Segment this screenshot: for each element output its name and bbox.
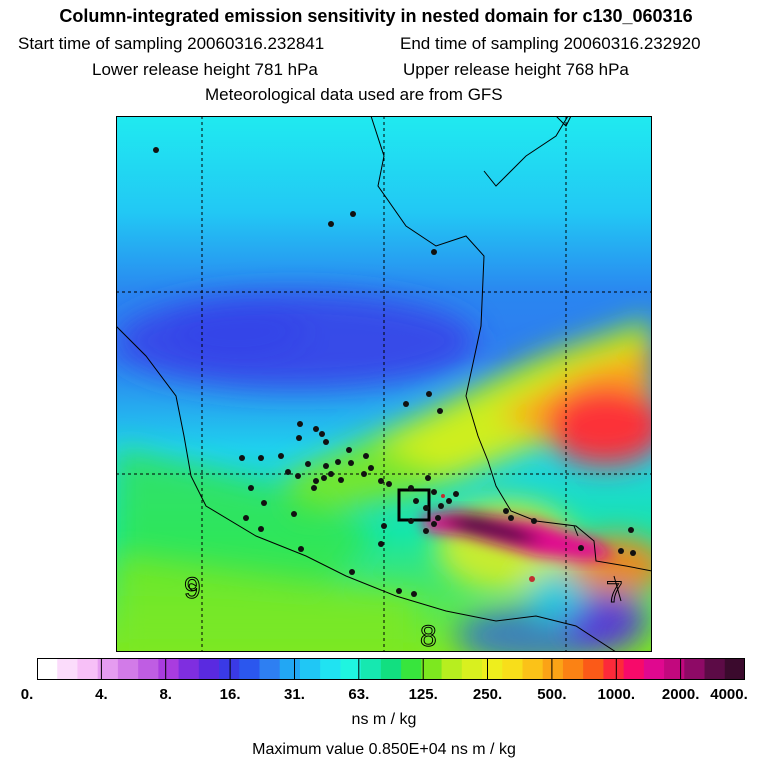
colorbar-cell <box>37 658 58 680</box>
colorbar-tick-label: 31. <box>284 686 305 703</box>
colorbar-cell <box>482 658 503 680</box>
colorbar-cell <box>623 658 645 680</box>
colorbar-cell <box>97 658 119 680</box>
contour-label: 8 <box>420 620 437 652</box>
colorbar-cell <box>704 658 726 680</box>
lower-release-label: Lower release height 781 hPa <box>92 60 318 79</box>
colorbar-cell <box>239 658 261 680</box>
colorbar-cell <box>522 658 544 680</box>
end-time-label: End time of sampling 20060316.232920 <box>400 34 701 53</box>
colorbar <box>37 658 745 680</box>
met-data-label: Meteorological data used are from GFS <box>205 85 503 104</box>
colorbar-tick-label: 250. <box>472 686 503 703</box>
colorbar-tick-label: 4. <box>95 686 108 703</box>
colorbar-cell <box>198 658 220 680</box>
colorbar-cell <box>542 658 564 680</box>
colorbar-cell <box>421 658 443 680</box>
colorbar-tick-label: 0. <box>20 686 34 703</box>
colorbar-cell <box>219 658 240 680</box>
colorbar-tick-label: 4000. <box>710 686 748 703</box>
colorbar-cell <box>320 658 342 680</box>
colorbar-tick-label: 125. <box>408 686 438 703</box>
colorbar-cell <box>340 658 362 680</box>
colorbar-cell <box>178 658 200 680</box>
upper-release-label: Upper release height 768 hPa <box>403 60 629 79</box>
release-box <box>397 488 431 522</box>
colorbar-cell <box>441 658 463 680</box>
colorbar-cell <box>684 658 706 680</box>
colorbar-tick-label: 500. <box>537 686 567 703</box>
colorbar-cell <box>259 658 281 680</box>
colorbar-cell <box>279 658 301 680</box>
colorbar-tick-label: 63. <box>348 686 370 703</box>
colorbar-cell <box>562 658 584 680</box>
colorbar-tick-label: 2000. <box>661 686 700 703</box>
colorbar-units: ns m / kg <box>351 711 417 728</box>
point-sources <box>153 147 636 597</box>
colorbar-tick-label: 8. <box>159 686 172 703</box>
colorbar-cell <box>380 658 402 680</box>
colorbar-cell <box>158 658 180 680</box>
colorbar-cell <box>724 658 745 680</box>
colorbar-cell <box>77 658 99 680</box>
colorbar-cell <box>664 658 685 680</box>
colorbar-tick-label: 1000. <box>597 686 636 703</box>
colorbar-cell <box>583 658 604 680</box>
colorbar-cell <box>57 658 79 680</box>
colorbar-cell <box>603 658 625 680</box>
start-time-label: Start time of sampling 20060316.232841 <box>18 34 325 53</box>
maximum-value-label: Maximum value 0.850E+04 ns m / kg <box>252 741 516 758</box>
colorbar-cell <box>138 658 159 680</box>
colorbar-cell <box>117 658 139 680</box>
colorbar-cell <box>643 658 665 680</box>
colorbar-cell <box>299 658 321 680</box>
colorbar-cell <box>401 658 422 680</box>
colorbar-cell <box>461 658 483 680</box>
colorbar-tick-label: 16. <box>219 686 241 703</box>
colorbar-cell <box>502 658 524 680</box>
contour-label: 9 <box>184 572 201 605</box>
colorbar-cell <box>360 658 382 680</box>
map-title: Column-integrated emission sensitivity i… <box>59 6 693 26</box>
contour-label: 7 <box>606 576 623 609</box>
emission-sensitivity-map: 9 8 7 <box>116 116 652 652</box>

--

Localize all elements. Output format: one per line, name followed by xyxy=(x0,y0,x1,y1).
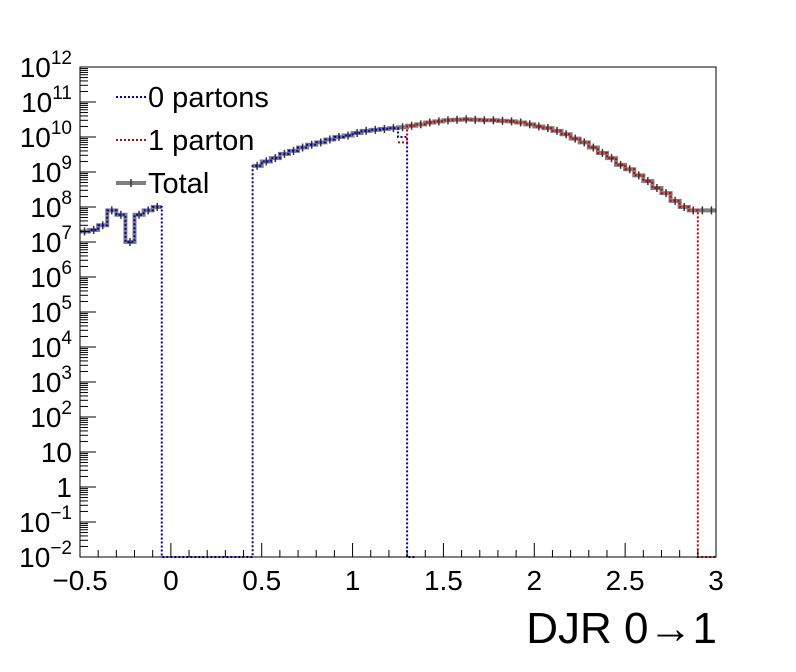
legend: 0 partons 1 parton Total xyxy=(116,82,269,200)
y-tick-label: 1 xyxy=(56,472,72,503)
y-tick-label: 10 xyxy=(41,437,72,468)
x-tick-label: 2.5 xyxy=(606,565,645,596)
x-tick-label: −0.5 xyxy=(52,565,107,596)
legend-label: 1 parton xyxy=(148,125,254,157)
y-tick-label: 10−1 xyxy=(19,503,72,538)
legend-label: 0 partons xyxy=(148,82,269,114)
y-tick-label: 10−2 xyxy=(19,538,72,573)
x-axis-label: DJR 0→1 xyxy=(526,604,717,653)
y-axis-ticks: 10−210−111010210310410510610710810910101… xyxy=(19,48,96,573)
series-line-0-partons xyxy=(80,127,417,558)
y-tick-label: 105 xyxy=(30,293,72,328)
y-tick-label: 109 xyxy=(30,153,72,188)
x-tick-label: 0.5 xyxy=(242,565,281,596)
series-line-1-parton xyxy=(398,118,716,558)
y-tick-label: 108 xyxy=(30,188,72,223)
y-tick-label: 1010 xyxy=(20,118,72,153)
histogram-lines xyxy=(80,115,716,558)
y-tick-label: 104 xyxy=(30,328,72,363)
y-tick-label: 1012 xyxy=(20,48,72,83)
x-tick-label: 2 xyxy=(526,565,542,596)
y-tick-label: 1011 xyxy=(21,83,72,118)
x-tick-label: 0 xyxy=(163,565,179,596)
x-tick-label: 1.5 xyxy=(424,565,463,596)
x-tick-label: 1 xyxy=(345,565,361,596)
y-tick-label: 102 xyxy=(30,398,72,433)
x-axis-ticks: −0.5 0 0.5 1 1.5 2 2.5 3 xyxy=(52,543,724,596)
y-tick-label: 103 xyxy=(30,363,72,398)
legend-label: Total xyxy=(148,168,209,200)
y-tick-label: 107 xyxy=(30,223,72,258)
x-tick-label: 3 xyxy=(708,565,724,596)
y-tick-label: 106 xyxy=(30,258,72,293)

* **GIVEN REQUEST**
Copy word for word the lines of data starting at the line containing "legend: 0 partons" and ending at the line containing "y-tick-label: 109 xyxy=(30,153,72,188)", including both of those lines.

* **TASK RESPONSE**
legend: 0 partons 1 parton Total xyxy=(116,82,269,200)
y-tick-label: 1 xyxy=(56,472,72,503)
y-tick-label: 10 xyxy=(41,437,72,468)
x-tick-label: 2.5 xyxy=(606,565,645,596)
x-tick-label: −0.5 xyxy=(52,565,107,596)
legend-label: 1 parton xyxy=(148,125,254,157)
y-tick-label: 10−1 xyxy=(19,503,72,538)
legend-label: 0 partons xyxy=(148,82,269,114)
y-tick-label: 10−2 xyxy=(19,538,72,573)
x-axis-label: DJR 0→1 xyxy=(526,604,717,653)
y-axis-ticks: 10−210−111010210310410510610710810910101… xyxy=(19,48,96,573)
series-line-0-partons xyxy=(80,127,417,558)
y-tick-label: 105 xyxy=(30,293,72,328)
y-tick-label: 109 xyxy=(30,153,72,188)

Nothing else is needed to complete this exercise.